Identify and reproduce every line holding the string "Name".

--- BEGIN INPUT ---

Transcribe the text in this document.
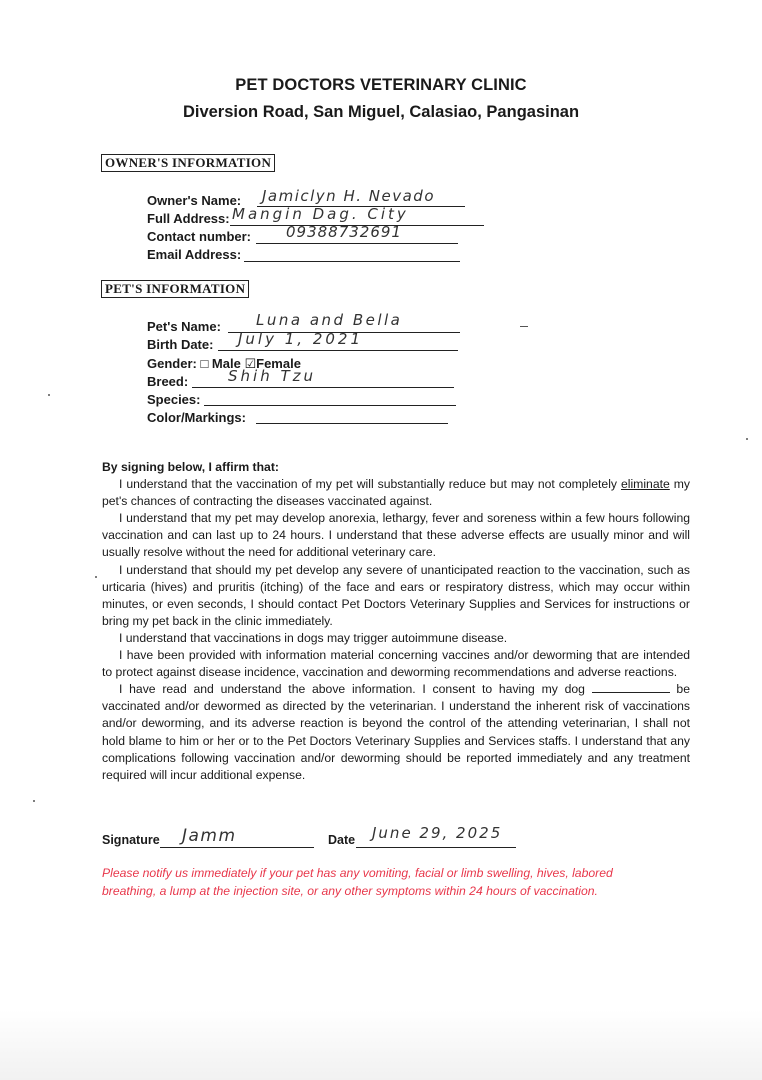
PET DOCTORS VETERINARY CLINIC
Diversion Road, San Miguel, Calasiao, Pangasinan
OWNER'S INFORMATION
Owner's Name: Jamiclyn H. Nevado
Full Address: Mangin Dag. City
Contact number: 09388732691
Email Address:
PET'S INFORMATION
Pet's Name: Luna and Bella
Birth Date: July 1, 2021
Gender: □ Male ☑Female
Breed:	Shih Tzu
Species:
Color/Markings:
By signing below, I affirm that:

I understand that the vaccination of my pet will substantially reduce but may not completely eliminate my pet's chances of contracting the diseases vaccinated against.

I understand that my pet may develop anorexia, lethargy, fever and soreness within a few hours following vaccination and can last up to 24 hours. I understand that these adverse effects are usually minor and will usually resolve without the need for additional veterinary care.

I understand that should my pet develop any severe of unanticipated reaction to the vaccination, such as urticaria (hives) and pruritis (itching) of the face and ears or respiratory distress, which may occur within minutes, or even seconds, I should contact Pet Doctors Veterinary Supplies and Services for instructions or bring my pet back in the clinic immediately.

I understand that vaccinations in dogs may trigger autoimmune disease.

I have been provided with information material concerning vaccines and/or deworming that are intended to protect against disease incidence, vaccination and deworming recommendations and adverse reactions.

I have read and understand the above information. I consent to having my dog	be vaccinated and/or dewormed as directed by the veterinarian. I understand the inherent risk of vaccinations and/or deworming, and its adverse reaction is beyond the control of the attending veterinarian, I shall not hold blame to him or her or to the Pet Doctors Veterinary Supplies and Services staffs. I understand that any complications following vaccination and/or deworming should be reported immediately and any treatment required will incur additional expense.

Signature Jamm	Date June 29, 2025
Please notify us immediately if your pet has any vomiting, facial or limb swelling, hives, labored breathing, a lump at the injection site, or any other symptoms within 24 hours of vaccination.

--- END INPUT ---

**THE OUTPUT**
Owner's Name: Jamiclyn H. Nevado
Pet's Name: Luna and Bella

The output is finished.